→ SET TASK
Render each line of the rows below as a numbered list, leaving out any blank lines.

→ SUPPLIED DATA

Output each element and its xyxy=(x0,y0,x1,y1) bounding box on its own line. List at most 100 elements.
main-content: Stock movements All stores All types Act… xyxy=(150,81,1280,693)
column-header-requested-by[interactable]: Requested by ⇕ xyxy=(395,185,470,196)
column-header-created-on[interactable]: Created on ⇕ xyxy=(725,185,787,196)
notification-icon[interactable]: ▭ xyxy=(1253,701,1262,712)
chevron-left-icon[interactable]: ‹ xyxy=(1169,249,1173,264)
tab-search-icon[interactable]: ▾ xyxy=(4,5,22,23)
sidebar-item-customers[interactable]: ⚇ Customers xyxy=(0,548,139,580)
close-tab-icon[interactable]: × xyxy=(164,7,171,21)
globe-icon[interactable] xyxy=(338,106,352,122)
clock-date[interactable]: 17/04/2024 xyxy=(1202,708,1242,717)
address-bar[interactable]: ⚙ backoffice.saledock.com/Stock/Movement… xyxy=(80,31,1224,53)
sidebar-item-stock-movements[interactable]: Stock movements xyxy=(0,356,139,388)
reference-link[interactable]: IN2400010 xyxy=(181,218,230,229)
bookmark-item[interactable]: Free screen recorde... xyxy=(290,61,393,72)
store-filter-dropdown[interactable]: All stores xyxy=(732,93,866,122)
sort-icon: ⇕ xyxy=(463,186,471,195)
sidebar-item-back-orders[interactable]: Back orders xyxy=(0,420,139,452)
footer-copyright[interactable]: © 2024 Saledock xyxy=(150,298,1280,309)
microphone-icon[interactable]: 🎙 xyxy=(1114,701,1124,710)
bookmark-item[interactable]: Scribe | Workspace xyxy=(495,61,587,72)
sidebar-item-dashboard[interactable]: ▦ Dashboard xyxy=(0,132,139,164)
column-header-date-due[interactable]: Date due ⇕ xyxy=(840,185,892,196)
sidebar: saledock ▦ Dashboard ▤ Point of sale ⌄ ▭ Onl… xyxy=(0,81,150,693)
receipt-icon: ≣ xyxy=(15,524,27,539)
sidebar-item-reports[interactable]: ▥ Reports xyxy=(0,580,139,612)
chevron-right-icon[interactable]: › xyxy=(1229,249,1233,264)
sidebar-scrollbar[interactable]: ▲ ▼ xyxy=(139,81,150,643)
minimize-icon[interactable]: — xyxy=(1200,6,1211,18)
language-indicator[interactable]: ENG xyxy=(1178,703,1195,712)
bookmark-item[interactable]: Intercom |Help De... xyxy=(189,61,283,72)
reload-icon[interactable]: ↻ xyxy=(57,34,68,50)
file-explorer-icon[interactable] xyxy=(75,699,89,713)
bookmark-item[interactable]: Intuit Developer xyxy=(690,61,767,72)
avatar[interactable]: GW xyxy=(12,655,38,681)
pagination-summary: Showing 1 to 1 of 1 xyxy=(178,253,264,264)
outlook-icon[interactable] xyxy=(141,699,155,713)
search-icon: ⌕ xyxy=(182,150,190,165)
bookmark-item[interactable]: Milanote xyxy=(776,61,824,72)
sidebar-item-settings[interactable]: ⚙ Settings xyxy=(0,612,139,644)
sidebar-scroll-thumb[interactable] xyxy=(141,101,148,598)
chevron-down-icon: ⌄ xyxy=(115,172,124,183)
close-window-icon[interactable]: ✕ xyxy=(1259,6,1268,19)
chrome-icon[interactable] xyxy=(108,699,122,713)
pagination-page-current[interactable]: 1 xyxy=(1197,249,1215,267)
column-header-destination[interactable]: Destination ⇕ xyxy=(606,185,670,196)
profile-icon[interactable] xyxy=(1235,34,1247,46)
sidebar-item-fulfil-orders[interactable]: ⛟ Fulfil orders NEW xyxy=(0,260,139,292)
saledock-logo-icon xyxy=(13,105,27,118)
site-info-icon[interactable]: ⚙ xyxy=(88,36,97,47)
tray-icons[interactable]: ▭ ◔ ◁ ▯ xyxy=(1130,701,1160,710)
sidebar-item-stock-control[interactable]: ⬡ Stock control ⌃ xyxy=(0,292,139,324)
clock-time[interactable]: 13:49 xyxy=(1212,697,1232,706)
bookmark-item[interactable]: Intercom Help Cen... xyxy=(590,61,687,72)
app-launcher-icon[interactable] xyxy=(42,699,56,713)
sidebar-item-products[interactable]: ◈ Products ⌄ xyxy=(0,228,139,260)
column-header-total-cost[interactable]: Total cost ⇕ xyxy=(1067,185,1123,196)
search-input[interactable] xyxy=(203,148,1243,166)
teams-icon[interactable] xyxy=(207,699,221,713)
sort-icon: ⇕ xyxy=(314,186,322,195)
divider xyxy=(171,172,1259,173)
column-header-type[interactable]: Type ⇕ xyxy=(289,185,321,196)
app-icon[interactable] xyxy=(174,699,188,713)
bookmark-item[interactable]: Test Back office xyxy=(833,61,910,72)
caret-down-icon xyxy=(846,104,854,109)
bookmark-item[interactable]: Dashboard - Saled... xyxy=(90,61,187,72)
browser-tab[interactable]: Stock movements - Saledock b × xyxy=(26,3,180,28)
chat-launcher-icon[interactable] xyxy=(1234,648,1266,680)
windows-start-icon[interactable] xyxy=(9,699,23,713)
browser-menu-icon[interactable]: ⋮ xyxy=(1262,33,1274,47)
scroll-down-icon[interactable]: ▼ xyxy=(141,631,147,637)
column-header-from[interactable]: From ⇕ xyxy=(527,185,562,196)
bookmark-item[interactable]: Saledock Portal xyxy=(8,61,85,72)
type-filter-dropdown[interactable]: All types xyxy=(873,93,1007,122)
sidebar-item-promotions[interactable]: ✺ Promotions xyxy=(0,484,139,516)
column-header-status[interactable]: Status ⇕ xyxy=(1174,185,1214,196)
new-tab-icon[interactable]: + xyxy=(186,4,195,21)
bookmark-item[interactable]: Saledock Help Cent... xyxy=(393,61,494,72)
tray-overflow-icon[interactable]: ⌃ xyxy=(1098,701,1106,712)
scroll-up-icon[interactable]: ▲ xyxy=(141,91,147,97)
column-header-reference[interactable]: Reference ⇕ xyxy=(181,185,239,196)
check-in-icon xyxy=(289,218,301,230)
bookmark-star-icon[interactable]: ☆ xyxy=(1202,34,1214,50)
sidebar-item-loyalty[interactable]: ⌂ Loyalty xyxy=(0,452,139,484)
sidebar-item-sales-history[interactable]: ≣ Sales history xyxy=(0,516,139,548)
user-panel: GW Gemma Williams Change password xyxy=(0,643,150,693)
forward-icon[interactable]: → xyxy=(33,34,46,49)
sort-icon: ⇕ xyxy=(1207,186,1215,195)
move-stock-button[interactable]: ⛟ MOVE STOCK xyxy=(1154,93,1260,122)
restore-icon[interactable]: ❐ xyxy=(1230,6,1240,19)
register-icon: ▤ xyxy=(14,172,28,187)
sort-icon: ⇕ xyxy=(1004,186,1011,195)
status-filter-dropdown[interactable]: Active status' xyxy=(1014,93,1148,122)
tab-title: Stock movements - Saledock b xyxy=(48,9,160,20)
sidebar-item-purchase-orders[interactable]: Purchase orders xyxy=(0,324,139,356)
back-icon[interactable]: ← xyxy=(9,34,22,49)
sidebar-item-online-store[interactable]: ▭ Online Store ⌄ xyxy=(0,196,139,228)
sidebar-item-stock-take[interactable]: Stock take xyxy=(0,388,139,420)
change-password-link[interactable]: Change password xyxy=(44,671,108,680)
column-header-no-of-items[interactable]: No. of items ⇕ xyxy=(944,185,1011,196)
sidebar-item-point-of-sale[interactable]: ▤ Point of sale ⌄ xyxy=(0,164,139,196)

→ OUTPUT FOR THIS TASK
1. Output each element and its xyxy=(x0,y0,x1,y1) bounding box on its own line. List at most 100 elements.
2. main-content: Stock movements All stores All types Act… xyxy=(150,81,1280,693)
3. column-header-requested-by[interactable]: Requested by ⇕ xyxy=(395,185,470,196)
4. column-header-created-on[interactable]: Created on ⇕ xyxy=(725,185,787,196)
5. notification-icon[interactable]: ▭ xyxy=(1253,701,1262,712)
6. chevron-left-icon[interactable]: ‹ xyxy=(1169,249,1173,264)
7. tab-search-icon[interactable]: ▾ xyxy=(4,5,22,23)
8. sidebar-item-customers[interactable]: ⚇ Customers xyxy=(0,548,139,580)
9. close-tab-icon[interactable]: × xyxy=(164,7,171,21)
10. globe-icon[interactable] xyxy=(338,106,352,122)
11. clock-date[interactable]: 17/04/2024 xyxy=(1202,708,1242,717)
12. address-bar[interactable]: ⚙ backoffice.saledock.com/Stock/Movement… xyxy=(80,31,1224,53)
13. sidebar-item-stock-movements[interactable]: Stock movements xyxy=(0,356,139,388)
14. reference-link[interactable]: IN2400010 xyxy=(181,218,230,229)
15. bookmark-item[interactable]: Free screen recorde... xyxy=(290,61,393,72)
16. store-filter-dropdown[interactable]: All stores xyxy=(732,93,866,122)
17. sort-icon: ⇕ xyxy=(463,186,471,195)
18. sidebar-item-back-orders[interactable]: Back orders xyxy=(0,420,139,452)
19. footer-copyright[interactable]: © 2024 Saledock xyxy=(150,298,1280,309)
20. microphone-icon[interactable]: 🎙 xyxy=(1114,701,1124,710)
21. bookmark-item[interactable]: Scribe | Workspace xyxy=(495,61,587,72)
22. sidebar-item-dashboard[interactable]: ▦ Dashboard xyxy=(0,132,139,164)
23. column-header-date-due[interactable]: Date due ⇕ xyxy=(840,185,892,196)
24. sidebar: saledock ▦ Dashboard ▤ Point of sale ⌄ ▭ Onl… xyxy=(0,81,150,693)
25. receipt-icon: ≣ xyxy=(15,524,27,539)
26. sidebar-item-reports[interactable]: ▥ Reports xyxy=(0,580,139,612)
27. chevron-right-icon[interactable]: › xyxy=(1229,249,1233,264)
28. sidebar-scrollbar[interactable]: ▲ ▼ xyxy=(139,81,150,643)
29. minimize-icon[interactable]: — xyxy=(1200,6,1211,18)
30. language-indicator[interactable]: ENG xyxy=(1178,703,1195,712)
31. bookmark-item[interactable]: Intercom |Help De... xyxy=(189,61,283,72)
32. reload-icon[interactable]: ↻ xyxy=(57,34,68,50)
33. file-explorer-icon[interactable] xyxy=(75,699,89,713)
34. bookmark-item[interactable]: Intuit Developer xyxy=(690,61,767,72)
35. avatar[interactable]: GW xyxy=(12,655,38,681)
36. pagination-summary: Showing 1 to 1 of 1 xyxy=(178,253,264,264)
37. outlook-icon[interactable] xyxy=(141,699,155,713)
38. search-icon: ⌕ xyxy=(182,150,190,165)
39. bookmark-item[interactable]: Milanote xyxy=(776,61,824,72)
40. sidebar-item-settings[interactable]: ⚙ Settings xyxy=(0,612,139,644)
41. sidebar-scroll-thumb[interactable] xyxy=(141,101,148,598)
42. chevron-down-icon: ⌄ xyxy=(115,172,124,183)
43. close-window-icon[interactable]: ✕ xyxy=(1259,6,1268,19)
44. chrome-icon[interactable] xyxy=(108,699,122,713)
45. pagination-page-current[interactable]: 1 xyxy=(1197,249,1215,267)
46. column-header-destination[interactable]: Destination ⇕ xyxy=(606,185,670,196)
47. profile-icon[interactable] xyxy=(1235,34,1247,46)
48. sidebar-item-fulfil-orders[interactable]: ⛟ Fulfil orders NEW xyxy=(0,260,139,292)
49. saledock-logo-icon xyxy=(13,105,27,118)
50. site-info-icon[interactable]: ⚙ xyxy=(88,36,97,47)
51. tray-icons[interactable]: ▭ ◔ ◁ ▯ xyxy=(1130,701,1160,710)
52. sidebar-item-stock-control[interactable]: ⬡ Stock control ⌃ xyxy=(0,292,139,324)
53. clock-time[interactable]: 13:49 xyxy=(1212,697,1232,706)
54. bookmark-item[interactable]: Intercom Help Cen... xyxy=(590,61,687,72)
55. app-launcher-icon[interactable] xyxy=(42,699,56,713)
56. sidebar-item-products[interactable]: ◈ Products ⌄ xyxy=(0,228,139,260)
57. column-header-total-cost[interactable]: Total cost ⇕ xyxy=(1067,185,1123,196)
58. search-input[interactable] xyxy=(203,148,1243,166)
59. teams-icon[interactable] xyxy=(207,699,221,713)
60. sort-icon: ⇕ xyxy=(314,186,322,195)
61. divider xyxy=(171,172,1259,173)
62. column-header-type[interactable]: Type ⇕ xyxy=(289,185,321,196)
63. app-icon[interactable] xyxy=(174,699,188,713)
64. bookmark-item[interactable]: Test Back office xyxy=(833,61,910,72)
65. caret-down-icon xyxy=(846,104,854,109)
66. bookmark-item[interactable]: Dashboard - Saled... xyxy=(90,61,187,72)
67. browser-tab[interactable]: Stock movements - Saledock b × xyxy=(26,3,180,28)
68. chat-launcher-icon[interactable] xyxy=(1234,648,1266,680)
69. windows-start-icon[interactable] xyxy=(9,699,23,713)
70. browser-menu-icon[interactable]: ⋮ xyxy=(1262,33,1274,47)
71. scroll-down-icon[interactable]: ▼ xyxy=(141,631,147,637)
72. column-header-from[interactable]: From ⇕ xyxy=(527,185,562,196)
73. bookmark-item[interactable]: Saledock Portal xyxy=(8,61,85,72)
74. type-filter-dropdown[interactable]: All types xyxy=(873,93,1007,122)
75. sidebar-item-promotions[interactable]: ✺ Promotions xyxy=(0,484,139,516)
76. column-header-status[interactable]: Status ⇕ xyxy=(1174,185,1214,196)
77. new-tab-icon[interactable]: + xyxy=(186,4,195,21)
78. bookmark-item[interactable]: Saledock Help Cent... xyxy=(393,61,494,72)
79. tray-overflow-icon[interactable]: ⌃ xyxy=(1098,701,1106,712)
80. scroll-up-icon[interactable]: ▲ xyxy=(141,91,147,97)
81. column-header-reference[interactable]: Reference ⇕ xyxy=(181,185,239,196)
82. check-in-icon xyxy=(289,218,301,230)
83. bookmark-star-icon[interactable]: ☆ xyxy=(1202,34,1214,50)
84. sidebar-item-loyalty[interactable]: ⌂ Loyalty xyxy=(0,452,139,484)
85. sidebar-item-sales-history[interactable]: ≣ Sales history xyxy=(0,516,139,548)
86. user-panel: GW Gemma Williams Change password xyxy=(0,643,150,693)
87. forward-icon[interactable]: → xyxy=(33,34,46,49)
88. sort-icon: ⇕ xyxy=(1207,186,1215,195)
89. move-stock-button[interactable]: ⛟ MOVE STOCK xyxy=(1154,93,1260,122)
90. restore-icon[interactable]: ❐ xyxy=(1230,6,1240,19)
91. register-icon: ▤ xyxy=(14,172,28,187)
92. sort-icon: ⇕ xyxy=(1004,186,1011,195)
93. status-filter-dropdown[interactable]: Active status' xyxy=(1014,93,1148,122)
94. tab-title: Stock movements - Saledock b xyxy=(48,9,160,20)
95. sidebar-item-purchase-orders[interactable]: Purchase orders xyxy=(0,324,139,356)
96. back-icon[interactable]: ← xyxy=(9,34,22,49)
97. sidebar-item-online-store[interactable]: ▭ Online Store ⌄ xyxy=(0,196,139,228)
98. sidebar-item-stock-take[interactable]: Stock take xyxy=(0,388,139,420)
99. change-password-link[interactable]: Change password xyxy=(44,671,108,680)
100. column-header-no-of-items[interactable]: No. of items ⇕ xyxy=(944,185,1011,196)
101. sidebar-item-point-of-sale[interactable]: ▤ Point of sale ⌄ xyxy=(0,164,139,196)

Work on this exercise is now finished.